Search the material below for the word "MILE". Copy every line that has it.

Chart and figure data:
—————

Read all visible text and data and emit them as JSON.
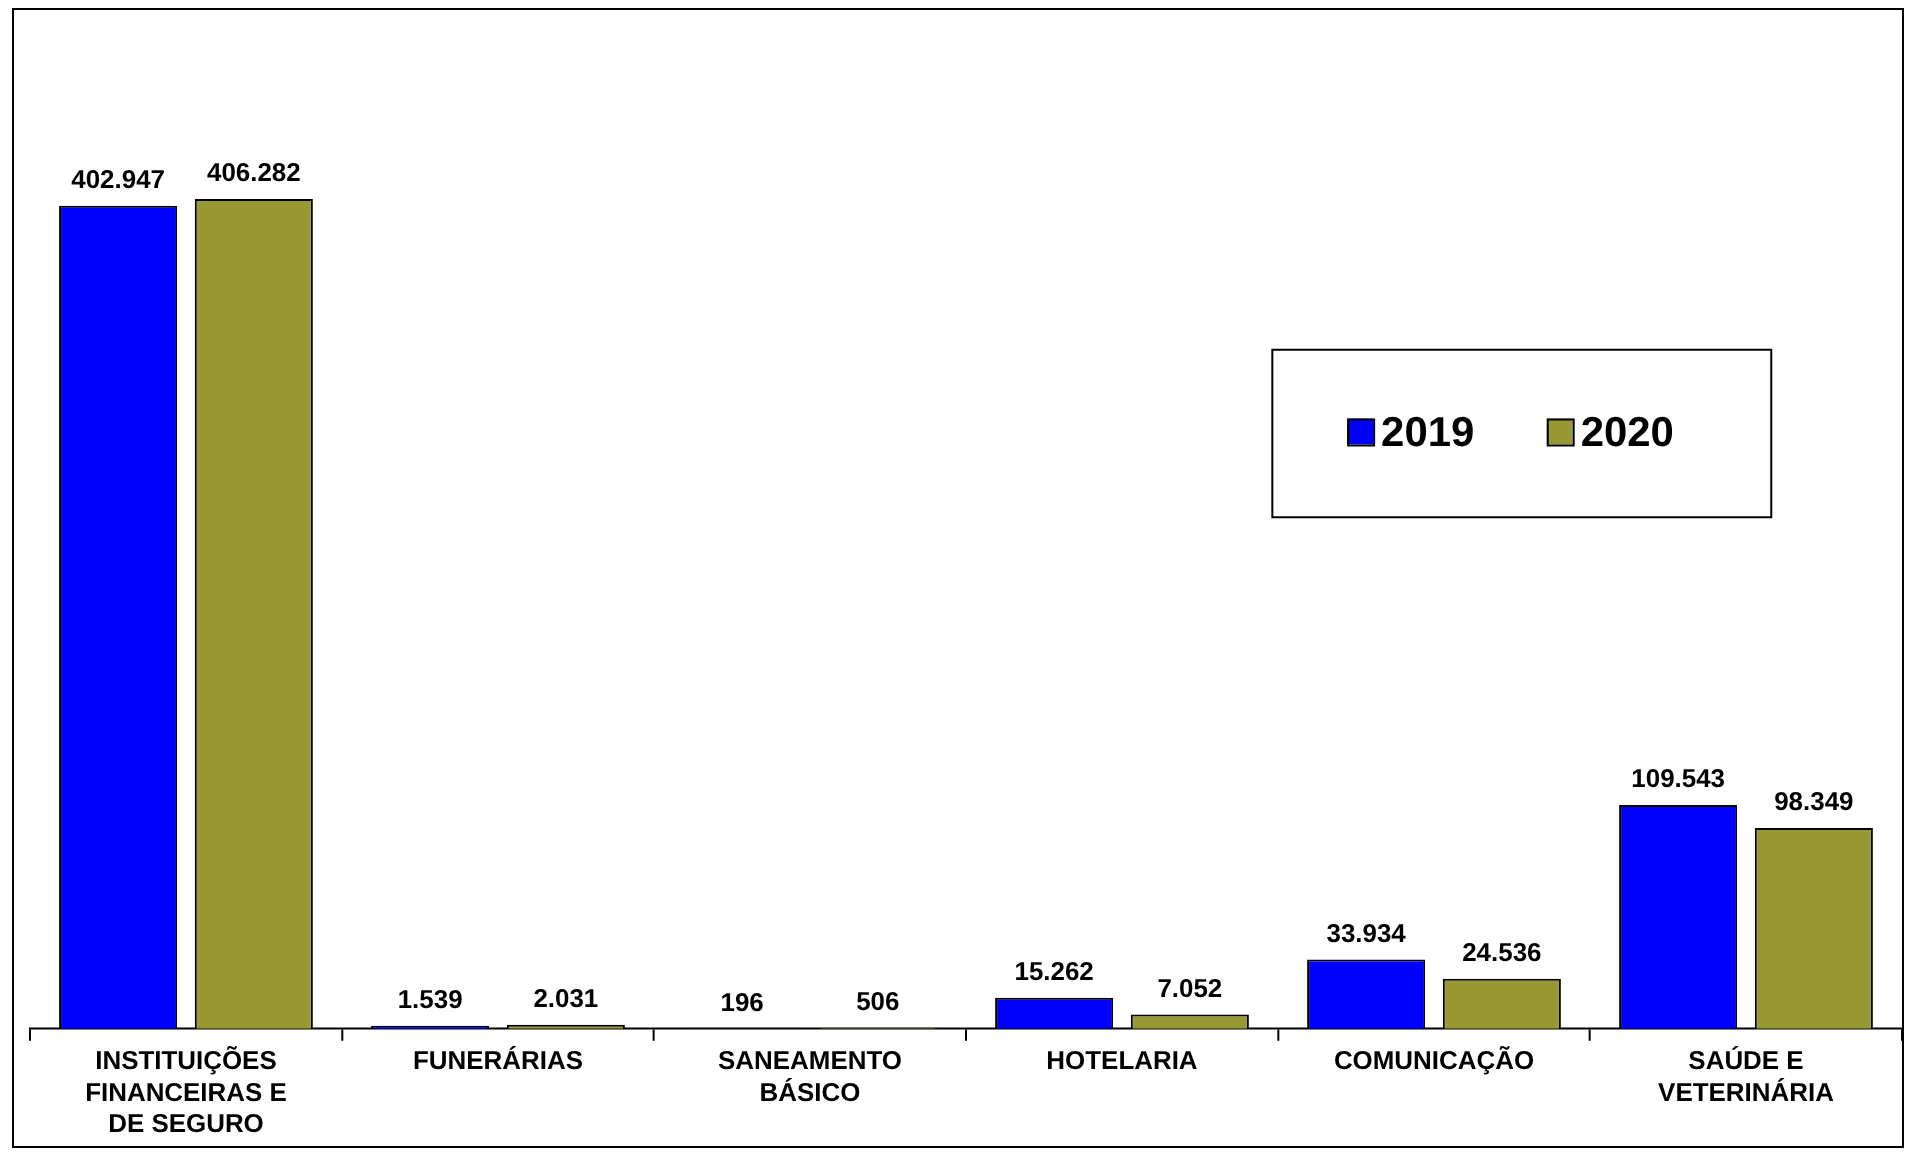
{
  "chart_data": {
    "type": "bar",
    "categories": [
      "INSTITUIÇÕES FINANCEIRAS E DE SEGURO",
      "FUNERÁRIAS",
      "SANEAMENTO BÁSICO",
      "HOTELARIA",
      "COMUNICAÇÃO",
      "SAÚDE E VETERINÁRIA"
    ],
    "series": [
      {
        "name": "2019",
        "color": "#0000ff",
        "values": [
          402947,
          1539,
          196,
          15262,
          33934,
          109543
        ],
        "value_labels": [
          "402.947",
          "1.539",
          "196",
          "15.262",
          "33.934",
          "109.543"
        ]
      },
      {
        "name": "2020",
        "color": "#999933",
        "values": [
          406282,
          2031,
          506,
          7052,
          24536,
          98349
        ],
        "value_labels": [
          "406.282",
          "2.031",
          "506",
          "7.052",
          "24.536",
          "98.349"
        ]
      }
    ],
    "relative": false,
    "legend": "top right",
    "grid": false
  }
}
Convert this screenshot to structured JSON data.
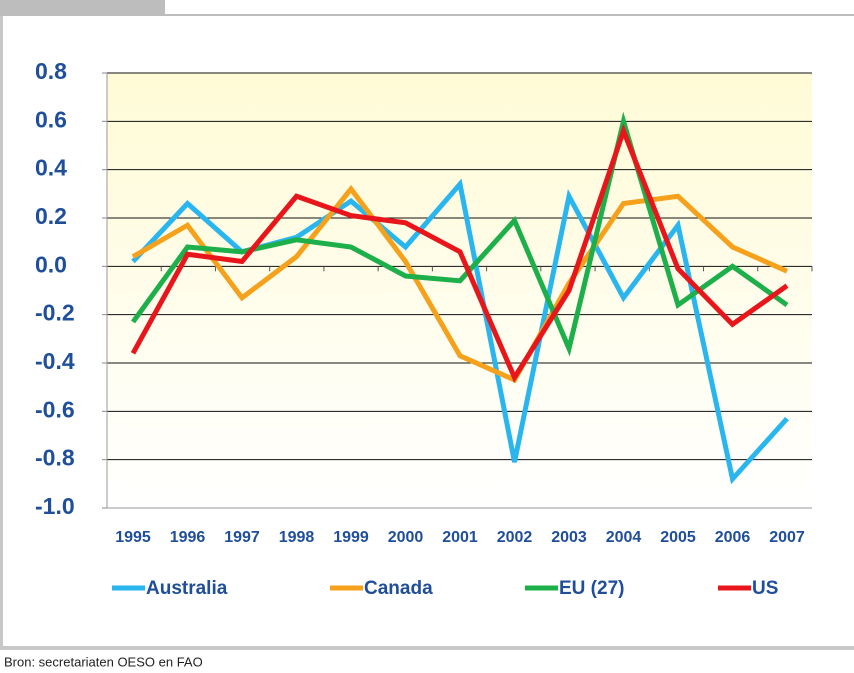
{
  "chart_data": {
    "type": "line",
    "categories": [
      "1995",
      "1996",
      "1997",
      "1998",
      "1999",
      "2000",
      "2001",
      "2002",
      "2003",
      "2004",
      "2005",
      "2006",
      "2007"
    ],
    "series": [
      {
        "name": "Australia",
        "color": "#29b6ef",
        "values": [
          0.02,
          0.26,
          0.06,
          0.12,
          0.27,
          0.08,
          0.34,
          -0.81,
          0.29,
          -0.13,
          0.17,
          -0.88,
          -0.63
        ]
      },
      {
        "name": "Canada",
        "color": "#f5a11c",
        "values": [
          0.04,
          0.17,
          -0.13,
          0.04,
          0.32,
          0.02,
          -0.37,
          -0.47,
          -0.07,
          0.26,
          0.29,
          0.08,
          -0.02
        ]
      },
      {
        "name": "EU (27)",
        "color": "#1db04a",
        "values": [
          -0.23,
          0.08,
          0.06,
          0.11,
          0.08,
          -0.04,
          -0.06,
          0.19,
          -0.34,
          0.6,
          -0.16,
          0.0,
          -0.16
        ]
      },
      {
        "name": "US",
        "color": "#e8161b",
        "values": [
          -0.36,
          0.05,
          0.02,
          0.29,
          0.21,
          0.18,
          0.06,
          -0.46,
          -0.1,
          0.56,
          -0.01,
          -0.24,
          -0.08
        ]
      }
    ],
    "ylim": [
      -1.0,
      0.8
    ],
    "yticks": [
      {
        "value": -1.0,
        "label": "-1.0"
      },
      -0.8,
      -0.6,
      -0.4,
      -0.2,
      {
        "value": 0,
        "label": "0.0"
      },
      0.2,
      0.4,
      0.6,
      0.8
    ],
    "grid": true,
    "legend": "bottom",
    "source": "Bron: secretariaten OESO en FAO"
  }
}
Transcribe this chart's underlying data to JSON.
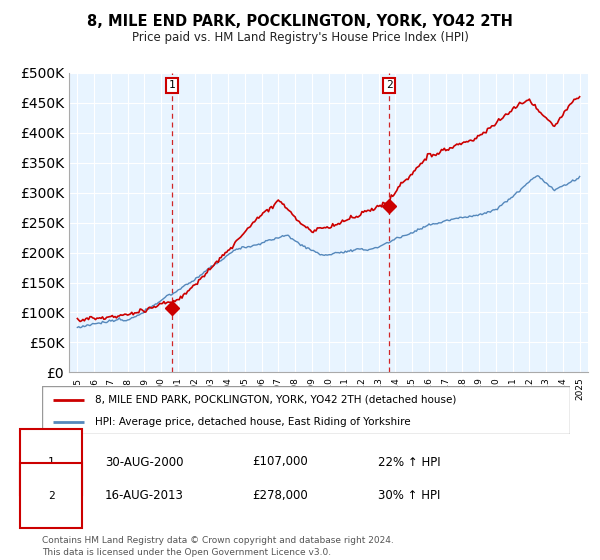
{
  "title": "8, MILE END PARK, POCKLINGTON, YORK, YO42 2TH",
  "subtitle": "Price paid vs. HM Land Registry's House Price Index (HPI)",
  "legend_label_red": "8, MILE END PARK, POCKLINGTON, YORK, YO42 2TH (detached house)",
  "legend_label_blue": "HPI: Average price, detached house, East Riding of Yorkshire",
  "annotation1_date": "30-AUG-2000",
  "annotation1_price": "£107,000",
  "annotation1_hpi": "22% ↑ HPI",
  "annotation2_date": "16-AUG-2013",
  "annotation2_price": "£278,000",
  "annotation2_hpi": "30% ↑ HPI",
  "footer": "Contains HM Land Registry data © Crown copyright and database right 2024.\nThis data is licensed under the Open Government Licence v3.0.",
  "red_color": "#cc0000",
  "blue_color": "#5588bb",
  "fill_color": "#ddeeff",
  "annotation_box_color": "#cc0000",
  "ylim": [
    0,
    500000
  ],
  "yticks": [
    0,
    50000,
    100000,
    150000,
    200000,
    250000,
    300000,
    350000,
    400000,
    450000,
    500000
  ],
  "sale1_year": 2000.667,
  "sale1_price": 107000,
  "sale2_year": 2013.625,
  "sale2_price": 278000,
  "bg_color": "#e8f4ff"
}
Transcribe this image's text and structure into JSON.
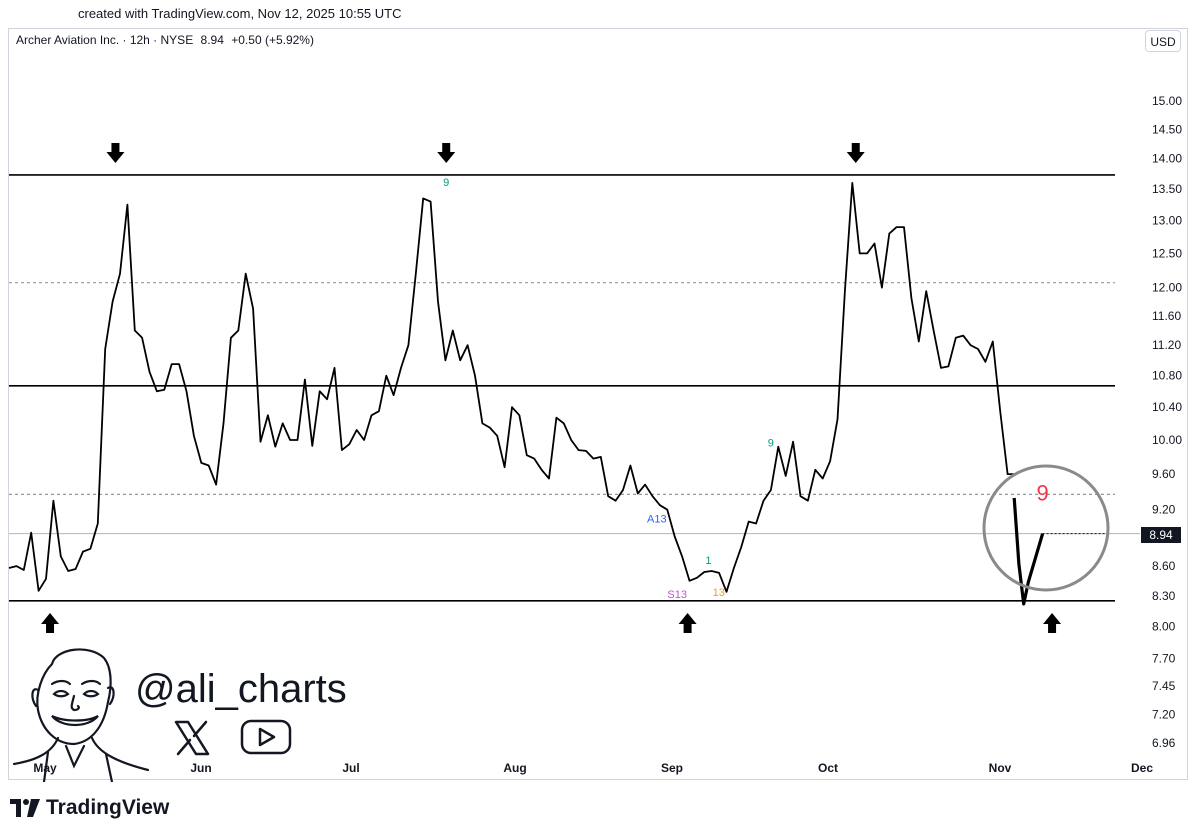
{
  "header": {
    "created": "created with TradingView.com, Nov 12, 2025 10:55 UTC",
    "symbol": "Archer Aviation Inc. · 12h · NYSE",
    "price": "8.94",
    "change": "+0.50 (+5.92%)",
    "currency": "USD"
  },
  "branding": {
    "handle": "@ali_charts",
    "logo_text": "TradingView",
    "social_icons": [
      "x-icon",
      "youtube-icon"
    ]
  },
  "colors": {
    "line": "#000000",
    "green": "#089981",
    "blue": "#2962ff",
    "purple": "#c94fd6",
    "orange": "#f0a015",
    "red": "#f23645",
    "gray_dashed": "#9598a1"
  },
  "chart_data": {
    "type": "line",
    "title": "",
    "xlabel": "",
    "ylabel": "",
    "x_ticks": [
      "May",
      "Jun",
      "Jul",
      "Aug",
      "Sep",
      "Oct",
      "Nov",
      "Dec"
    ],
    "y_ticks": [
      "15.00",
      "14.50",
      "14.00",
      "13.50",
      "13.00",
      "12.50",
      "12.00",
      "11.60",
      "11.20",
      "10.80",
      "10.40",
      "10.00",
      "9.60",
      "9.20",
      "8.94",
      "8.60",
      "8.30",
      "8.00",
      "7.70",
      "7.45",
      "7.20",
      "6.96"
    ],
    "y_scale": "log",
    "ylim": [
      6.96,
      15.0
    ],
    "last_price": 8.94,
    "series": [
      {
        "values": [
          8.58,
          8.6,
          8.56,
          8.95,
          8.35,
          8.47,
          9.3,
          8.7,
          8.55,
          8.57,
          8.75,
          8.78,
          9.05,
          11.15,
          11.8,
          12.2,
          13.25,
          11.4,
          11.3,
          10.85,
          10.6,
          10.62,
          10.95,
          10.95,
          10.6,
          10.05,
          9.73,
          9.7,
          9.48,
          10.2,
          11.3,
          11.4,
          12.2,
          11.7,
          9.98,
          10.3,
          9.92,
          10.2,
          10.0,
          10.0,
          10.75,
          9.93,
          10.6,
          10.5,
          10.9,
          9.88,
          9.95,
          10.12,
          10.0,
          10.3,
          10.35,
          10.8,
          10.55,
          10.9,
          11.2,
          12.2,
          13.35,
          13.3,
          11.8,
          11.0,
          11.4,
          11.0,
          11.2,
          10.8,
          10.2,
          10.15,
          10.05,
          9.68,
          10.4,
          10.3,
          9.82,
          9.78,
          9.65,
          9.55,
          10.27,
          10.2,
          10.0,
          9.88,
          9.87,
          9.78,
          9.8,
          9.35,
          9.3,
          9.42,
          9.7,
          9.38,
          9.48,
          9.35,
          9.25,
          9.2,
          8.91,
          8.7,
          8.45,
          8.48,
          8.54,
          8.55,
          8.53,
          8.34,
          8.58,
          8.8,
          9.07,
          9.05,
          9.3,
          9.42,
          9.92,
          9.58,
          9.98,
          9.35,
          9.3,
          9.65,
          9.55,
          9.75,
          10.25,
          11.95,
          13.6,
          12.5,
          12.5,
          12.65,
          12.0,
          12.8,
          12.9,
          12.9,
          11.85,
          11.25,
          11.95,
          11.4,
          10.9,
          10.92,
          11.3,
          11.33,
          11.2,
          11.15,
          10.98,
          11.25,
          10.35,
          9.6,
          9.6
        ],
        "extension": [
          {
            "date": "Nov 4",
            "value": 9.33
          },
          {
            "date": "Nov 5",
            "value": 8.62
          },
          {
            "date": "Nov 6",
            "value": 8.22
          },
          {
            "date": "Nov 7",
            "value": 8.44
          },
          {
            "date": "Nov 10",
            "value": 8.94
          }
        ]
      }
    ],
    "levels": [
      {
        "style": "solid",
        "value": 13.73
      },
      {
        "style": "dashed",
        "value": 12.07
      },
      {
        "style": "solid",
        "value": 10.67
      },
      {
        "style": "dashed",
        "value": 9.37
      },
      {
        "style": "solid",
        "value": 8.25
      }
    ],
    "annotations": [
      {
        "text": "9",
        "color": "green",
        "date": "Jul 19"
      },
      {
        "text": "A13",
        "color": "blue",
        "date": "Aug 29"
      },
      {
        "text": "S13",
        "color": "purple",
        "date": "Sep 2"
      },
      {
        "text": "1",
        "color": "green",
        "date": "Sep 8"
      },
      {
        "text": "13",
        "color": "orange",
        "date": "Sep 10"
      },
      {
        "text": "9",
        "color": "green",
        "date": "Sep 20"
      },
      {
        "text": "9",
        "color": "red",
        "date": "Nov 10"
      }
    ],
    "arrows": [
      {
        "direction": "down",
        "date": "May 15"
      },
      {
        "direction": "down",
        "date": "Jul 19"
      },
      {
        "direction": "down",
        "date": "Oct 6"
      },
      {
        "direction": "up",
        "date": "May 2"
      },
      {
        "direction": "up",
        "date": "Sep 4"
      },
      {
        "direction": "up",
        "date": "Nov 12"
      }
    ]
  }
}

—————

■ Problem solution
  "title": "8, MILE END PARK, POCKLINGTON, YORK, YO42 2TH",
  "legend_label_red": "8, MILE END PARK, POCKLINGTON, YORK, YO42 2TH (detached house)",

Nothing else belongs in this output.